▸ YOUR INSTRUCTIONS: Gather from the material every line that contains the string "JSON".

***

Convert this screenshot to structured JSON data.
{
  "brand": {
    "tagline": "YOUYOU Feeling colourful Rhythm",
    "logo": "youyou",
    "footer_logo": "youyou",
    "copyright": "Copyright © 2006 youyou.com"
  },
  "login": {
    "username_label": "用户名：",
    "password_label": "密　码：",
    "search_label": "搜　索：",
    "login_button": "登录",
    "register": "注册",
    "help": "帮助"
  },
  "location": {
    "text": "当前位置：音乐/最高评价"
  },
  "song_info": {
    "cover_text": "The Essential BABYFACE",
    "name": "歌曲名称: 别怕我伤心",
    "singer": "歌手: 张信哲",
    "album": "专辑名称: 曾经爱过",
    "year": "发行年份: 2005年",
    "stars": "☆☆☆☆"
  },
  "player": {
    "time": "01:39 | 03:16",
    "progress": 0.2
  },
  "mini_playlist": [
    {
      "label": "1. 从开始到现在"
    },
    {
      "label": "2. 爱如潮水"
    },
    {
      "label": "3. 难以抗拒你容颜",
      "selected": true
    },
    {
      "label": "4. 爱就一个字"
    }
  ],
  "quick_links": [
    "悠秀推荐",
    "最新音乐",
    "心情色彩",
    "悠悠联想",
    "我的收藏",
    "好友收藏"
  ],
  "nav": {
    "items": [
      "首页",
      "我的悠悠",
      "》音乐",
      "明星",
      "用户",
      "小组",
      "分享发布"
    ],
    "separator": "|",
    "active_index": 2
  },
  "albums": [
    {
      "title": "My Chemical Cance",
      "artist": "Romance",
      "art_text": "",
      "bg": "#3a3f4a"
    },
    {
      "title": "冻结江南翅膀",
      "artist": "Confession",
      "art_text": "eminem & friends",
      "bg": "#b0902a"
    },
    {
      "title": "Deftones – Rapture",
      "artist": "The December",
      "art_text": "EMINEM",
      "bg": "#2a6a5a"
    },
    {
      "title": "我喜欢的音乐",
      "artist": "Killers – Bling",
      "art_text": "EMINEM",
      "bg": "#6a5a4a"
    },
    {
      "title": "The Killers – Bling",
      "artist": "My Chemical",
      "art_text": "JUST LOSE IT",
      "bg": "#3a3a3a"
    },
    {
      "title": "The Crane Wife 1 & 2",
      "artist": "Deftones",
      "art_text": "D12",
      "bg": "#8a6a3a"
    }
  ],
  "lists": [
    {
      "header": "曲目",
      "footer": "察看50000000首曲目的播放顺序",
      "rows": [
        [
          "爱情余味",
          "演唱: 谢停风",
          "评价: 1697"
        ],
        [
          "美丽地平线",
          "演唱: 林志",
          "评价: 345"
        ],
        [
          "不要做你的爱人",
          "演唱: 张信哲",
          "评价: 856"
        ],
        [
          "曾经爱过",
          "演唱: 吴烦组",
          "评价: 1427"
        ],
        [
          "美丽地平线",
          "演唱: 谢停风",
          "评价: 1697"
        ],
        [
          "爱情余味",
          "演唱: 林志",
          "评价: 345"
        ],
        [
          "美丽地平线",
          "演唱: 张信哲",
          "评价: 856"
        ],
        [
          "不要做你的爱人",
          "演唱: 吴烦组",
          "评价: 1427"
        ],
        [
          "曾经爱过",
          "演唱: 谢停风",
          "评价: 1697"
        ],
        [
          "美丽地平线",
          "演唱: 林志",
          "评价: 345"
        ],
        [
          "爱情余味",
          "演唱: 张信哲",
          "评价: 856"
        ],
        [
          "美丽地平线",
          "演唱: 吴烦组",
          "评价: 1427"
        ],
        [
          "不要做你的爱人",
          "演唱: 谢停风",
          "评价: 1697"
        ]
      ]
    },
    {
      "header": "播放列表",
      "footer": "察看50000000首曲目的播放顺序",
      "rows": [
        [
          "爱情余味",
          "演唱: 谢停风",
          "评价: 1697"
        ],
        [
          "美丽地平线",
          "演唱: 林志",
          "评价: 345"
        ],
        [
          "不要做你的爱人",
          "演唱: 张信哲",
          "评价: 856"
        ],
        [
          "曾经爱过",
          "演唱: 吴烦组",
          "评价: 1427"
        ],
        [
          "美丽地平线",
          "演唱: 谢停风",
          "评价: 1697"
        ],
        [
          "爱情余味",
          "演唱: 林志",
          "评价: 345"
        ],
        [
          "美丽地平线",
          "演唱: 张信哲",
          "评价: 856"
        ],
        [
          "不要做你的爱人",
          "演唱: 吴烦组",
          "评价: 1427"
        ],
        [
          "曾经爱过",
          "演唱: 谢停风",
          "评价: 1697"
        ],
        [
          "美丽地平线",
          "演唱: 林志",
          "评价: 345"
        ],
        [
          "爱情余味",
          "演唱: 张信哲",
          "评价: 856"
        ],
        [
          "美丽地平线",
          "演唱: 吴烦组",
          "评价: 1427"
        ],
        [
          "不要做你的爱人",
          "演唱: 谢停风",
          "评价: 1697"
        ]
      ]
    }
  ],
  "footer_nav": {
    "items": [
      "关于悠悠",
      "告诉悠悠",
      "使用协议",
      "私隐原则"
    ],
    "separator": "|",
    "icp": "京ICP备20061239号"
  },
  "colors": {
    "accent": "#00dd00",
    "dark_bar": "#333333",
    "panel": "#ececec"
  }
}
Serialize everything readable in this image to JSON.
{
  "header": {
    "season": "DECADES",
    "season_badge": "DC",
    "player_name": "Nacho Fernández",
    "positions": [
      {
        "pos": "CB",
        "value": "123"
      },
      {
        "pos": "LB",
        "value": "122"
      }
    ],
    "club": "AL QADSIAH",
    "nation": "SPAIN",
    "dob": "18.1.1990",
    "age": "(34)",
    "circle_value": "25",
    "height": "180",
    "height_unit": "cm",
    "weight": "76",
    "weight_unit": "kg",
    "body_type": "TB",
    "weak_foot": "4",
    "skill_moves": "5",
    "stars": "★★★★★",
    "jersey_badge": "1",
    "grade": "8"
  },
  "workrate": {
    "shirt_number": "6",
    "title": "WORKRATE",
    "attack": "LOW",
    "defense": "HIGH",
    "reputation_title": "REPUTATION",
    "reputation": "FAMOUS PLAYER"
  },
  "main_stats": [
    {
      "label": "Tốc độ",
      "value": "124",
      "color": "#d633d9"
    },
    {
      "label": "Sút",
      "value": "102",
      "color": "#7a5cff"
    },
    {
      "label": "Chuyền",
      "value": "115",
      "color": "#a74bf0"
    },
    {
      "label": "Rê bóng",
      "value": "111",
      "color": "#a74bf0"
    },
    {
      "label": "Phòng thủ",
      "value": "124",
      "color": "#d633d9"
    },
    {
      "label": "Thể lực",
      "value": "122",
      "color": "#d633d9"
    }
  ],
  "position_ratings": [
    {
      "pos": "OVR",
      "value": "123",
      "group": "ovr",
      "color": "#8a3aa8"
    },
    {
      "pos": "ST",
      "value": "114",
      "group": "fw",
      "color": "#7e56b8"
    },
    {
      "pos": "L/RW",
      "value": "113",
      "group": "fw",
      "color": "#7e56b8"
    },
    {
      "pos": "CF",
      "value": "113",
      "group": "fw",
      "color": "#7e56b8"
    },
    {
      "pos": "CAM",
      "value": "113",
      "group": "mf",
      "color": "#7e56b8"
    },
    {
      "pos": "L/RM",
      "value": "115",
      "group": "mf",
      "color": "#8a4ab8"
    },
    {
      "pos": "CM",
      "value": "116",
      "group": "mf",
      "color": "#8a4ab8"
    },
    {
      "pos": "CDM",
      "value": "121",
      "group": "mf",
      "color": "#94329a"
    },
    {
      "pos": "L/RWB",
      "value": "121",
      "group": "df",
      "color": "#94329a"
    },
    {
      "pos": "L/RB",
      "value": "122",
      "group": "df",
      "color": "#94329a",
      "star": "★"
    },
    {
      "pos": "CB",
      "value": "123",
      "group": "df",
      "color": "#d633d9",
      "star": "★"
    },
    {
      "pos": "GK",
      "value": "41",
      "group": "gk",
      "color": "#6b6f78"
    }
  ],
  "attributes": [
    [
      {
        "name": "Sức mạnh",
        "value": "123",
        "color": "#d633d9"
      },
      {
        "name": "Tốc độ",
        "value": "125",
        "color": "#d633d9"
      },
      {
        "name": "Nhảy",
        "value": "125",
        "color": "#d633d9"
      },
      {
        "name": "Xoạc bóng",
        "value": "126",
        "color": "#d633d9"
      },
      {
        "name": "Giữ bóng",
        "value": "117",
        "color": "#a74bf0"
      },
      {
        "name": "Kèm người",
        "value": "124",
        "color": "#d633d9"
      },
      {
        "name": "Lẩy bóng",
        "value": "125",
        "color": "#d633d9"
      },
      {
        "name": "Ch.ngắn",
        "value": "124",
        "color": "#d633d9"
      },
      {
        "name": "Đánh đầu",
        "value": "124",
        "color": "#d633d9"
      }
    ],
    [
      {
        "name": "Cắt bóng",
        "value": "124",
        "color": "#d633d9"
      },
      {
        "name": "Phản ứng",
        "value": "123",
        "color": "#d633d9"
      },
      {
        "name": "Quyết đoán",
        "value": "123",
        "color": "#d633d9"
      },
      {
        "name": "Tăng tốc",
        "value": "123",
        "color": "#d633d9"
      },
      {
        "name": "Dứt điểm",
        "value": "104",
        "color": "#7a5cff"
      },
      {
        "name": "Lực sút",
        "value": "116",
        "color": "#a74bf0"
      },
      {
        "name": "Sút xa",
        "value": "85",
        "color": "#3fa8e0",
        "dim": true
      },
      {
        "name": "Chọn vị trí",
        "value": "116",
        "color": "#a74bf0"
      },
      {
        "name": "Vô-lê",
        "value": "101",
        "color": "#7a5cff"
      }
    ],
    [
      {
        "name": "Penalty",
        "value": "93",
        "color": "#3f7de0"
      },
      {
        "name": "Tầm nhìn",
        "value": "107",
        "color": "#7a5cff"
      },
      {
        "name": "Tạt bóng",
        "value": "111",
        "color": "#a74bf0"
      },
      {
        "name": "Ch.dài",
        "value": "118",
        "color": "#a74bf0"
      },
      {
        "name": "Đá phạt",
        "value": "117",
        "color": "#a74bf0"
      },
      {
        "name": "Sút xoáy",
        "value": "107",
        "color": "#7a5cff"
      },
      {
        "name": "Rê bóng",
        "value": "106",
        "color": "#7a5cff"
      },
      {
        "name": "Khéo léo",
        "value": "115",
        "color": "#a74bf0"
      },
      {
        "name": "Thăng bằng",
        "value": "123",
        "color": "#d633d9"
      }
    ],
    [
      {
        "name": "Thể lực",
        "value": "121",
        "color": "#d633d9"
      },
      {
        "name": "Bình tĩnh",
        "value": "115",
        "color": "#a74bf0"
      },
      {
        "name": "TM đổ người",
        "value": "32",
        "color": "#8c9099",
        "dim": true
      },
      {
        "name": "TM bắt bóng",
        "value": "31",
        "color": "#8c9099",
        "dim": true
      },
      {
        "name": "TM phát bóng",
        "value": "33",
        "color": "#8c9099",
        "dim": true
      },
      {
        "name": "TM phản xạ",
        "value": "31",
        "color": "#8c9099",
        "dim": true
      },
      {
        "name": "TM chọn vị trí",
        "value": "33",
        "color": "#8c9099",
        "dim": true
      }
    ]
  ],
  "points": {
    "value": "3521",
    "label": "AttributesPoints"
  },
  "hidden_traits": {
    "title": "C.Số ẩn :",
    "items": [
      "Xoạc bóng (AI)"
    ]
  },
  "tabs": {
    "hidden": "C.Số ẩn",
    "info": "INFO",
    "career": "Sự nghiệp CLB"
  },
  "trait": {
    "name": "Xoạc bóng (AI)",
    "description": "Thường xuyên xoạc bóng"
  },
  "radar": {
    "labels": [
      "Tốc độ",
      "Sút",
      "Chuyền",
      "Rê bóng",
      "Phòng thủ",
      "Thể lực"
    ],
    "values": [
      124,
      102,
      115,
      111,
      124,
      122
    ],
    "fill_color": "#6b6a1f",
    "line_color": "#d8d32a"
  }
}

***

▸ WRITTEN RESPONSE:
Convert this screenshot to structured JSON data.
Serialize everything readable in this image to JSON.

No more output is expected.